Stored data
▽

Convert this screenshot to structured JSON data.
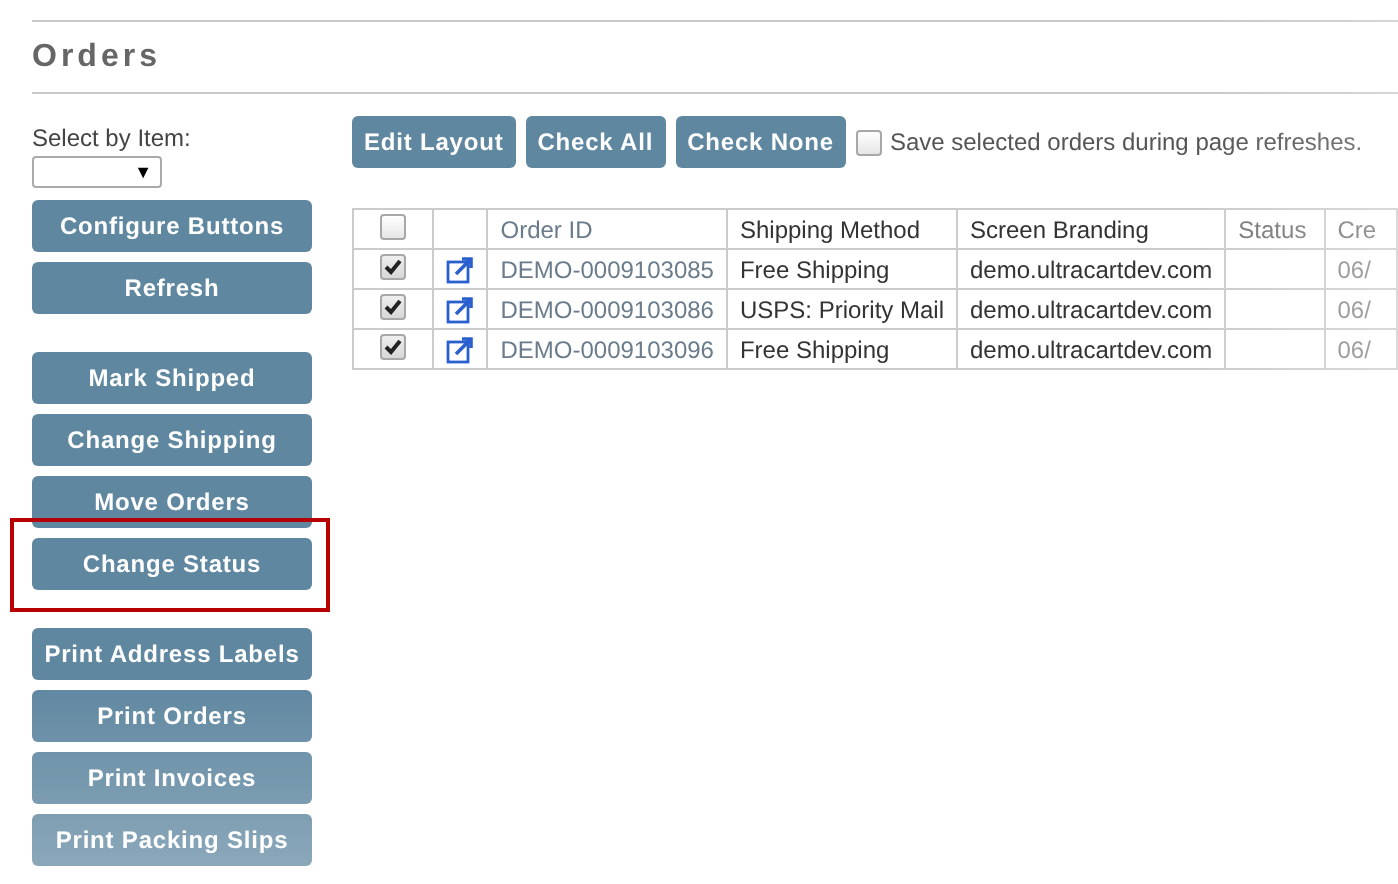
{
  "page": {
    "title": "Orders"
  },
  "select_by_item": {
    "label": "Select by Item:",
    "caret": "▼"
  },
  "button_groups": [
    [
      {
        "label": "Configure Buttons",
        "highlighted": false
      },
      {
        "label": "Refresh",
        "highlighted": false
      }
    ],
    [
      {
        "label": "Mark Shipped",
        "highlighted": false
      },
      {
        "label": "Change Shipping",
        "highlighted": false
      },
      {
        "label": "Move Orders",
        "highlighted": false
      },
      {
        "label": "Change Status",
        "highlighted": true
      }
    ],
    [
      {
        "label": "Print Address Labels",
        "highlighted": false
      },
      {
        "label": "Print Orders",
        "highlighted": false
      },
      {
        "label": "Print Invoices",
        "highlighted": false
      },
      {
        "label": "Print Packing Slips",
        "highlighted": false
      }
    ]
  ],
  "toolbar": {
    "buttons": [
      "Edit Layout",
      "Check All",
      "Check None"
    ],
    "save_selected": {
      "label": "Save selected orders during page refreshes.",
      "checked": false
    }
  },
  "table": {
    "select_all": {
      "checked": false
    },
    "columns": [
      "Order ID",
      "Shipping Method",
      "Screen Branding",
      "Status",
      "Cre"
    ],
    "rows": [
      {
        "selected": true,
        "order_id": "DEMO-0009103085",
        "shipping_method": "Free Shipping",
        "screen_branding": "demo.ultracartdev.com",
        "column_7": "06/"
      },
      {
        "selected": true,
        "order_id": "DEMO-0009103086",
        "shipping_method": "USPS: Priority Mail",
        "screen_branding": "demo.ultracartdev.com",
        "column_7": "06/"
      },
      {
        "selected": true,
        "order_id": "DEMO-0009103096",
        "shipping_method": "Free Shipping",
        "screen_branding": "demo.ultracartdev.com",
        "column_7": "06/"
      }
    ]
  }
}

△

Exercise details
Give all the entries again exactly, dropping each picture.

Final result
Convert this screenshot to structured JSON data.
{
  "page": {
    "title": "Orders"
  },
  "select_by_item": {
    "label": "Select by Item:",
    "caret": "▼"
  },
  "button_groups": [
    [
      {
        "label": "Configure Buttons",
        "highlighted": false
      },
      {
        "label": "Refresh",
        "highlighted": false
      }
    ],
    [
      {
        "label": "Mark Shipped",
        "highlighted": false
      },
      {
        "label": "Change Shipping",
        "highlighted": false
      },
      {
        "label": "Move Orders",
        "highlighted": false
      },
      {
        "label": "Change Status",
        "highlighted": true
      }
    ],
    [
      {
        "label": "Print Address Labels",
        "highlighted": false
      },
      {
        "label": "Print Orders",
        "highlighted": false
      },
      {
        "label": "Print Invoices",
        "highlighted": false
      },
      {
        "label": "Print Packing Slips",
        "highlighted": false
      }
    ]
  ],
  "toolbar": {
    "buttons": [
      "Edit Layout",
      "Check All",
      "Check None"
    ],
    "save_selected": {
      "label": "Save selected orders during page refreshes.",
      "checked": false
    }
  },
  "table": {
    "select_all": {
      "checked": false
    },
    "columns": [
      "Order ID",
      "Shipping Method",
      "Screen Branding",
      "Status",
      "Cre"
    ],
    "rows": [
      {
        "selected": true,
        "order_id": "DEMO-0009103085",
        "shipping_method": "Free Shipping",
        "screen_branding": "demo.ultracartdev.com",
        "column_7": "06/"
      },
      {
        "selected": true,
        "order_id": "DEMO-0009103086",
        "shipping_method": "USPS: Priority Mail",
        "screen_branding": "demo.ultracartdev.com",
        "column_7": "06/"
      },
      {
        "selected": true,
        "order_id": "DEMO-0009103096",
        "shipping_method": "Free Shipping",
        "screen_branding": "demo.ultracartdev.com",
        "column_7": "06/"
      }
    ]
  }
}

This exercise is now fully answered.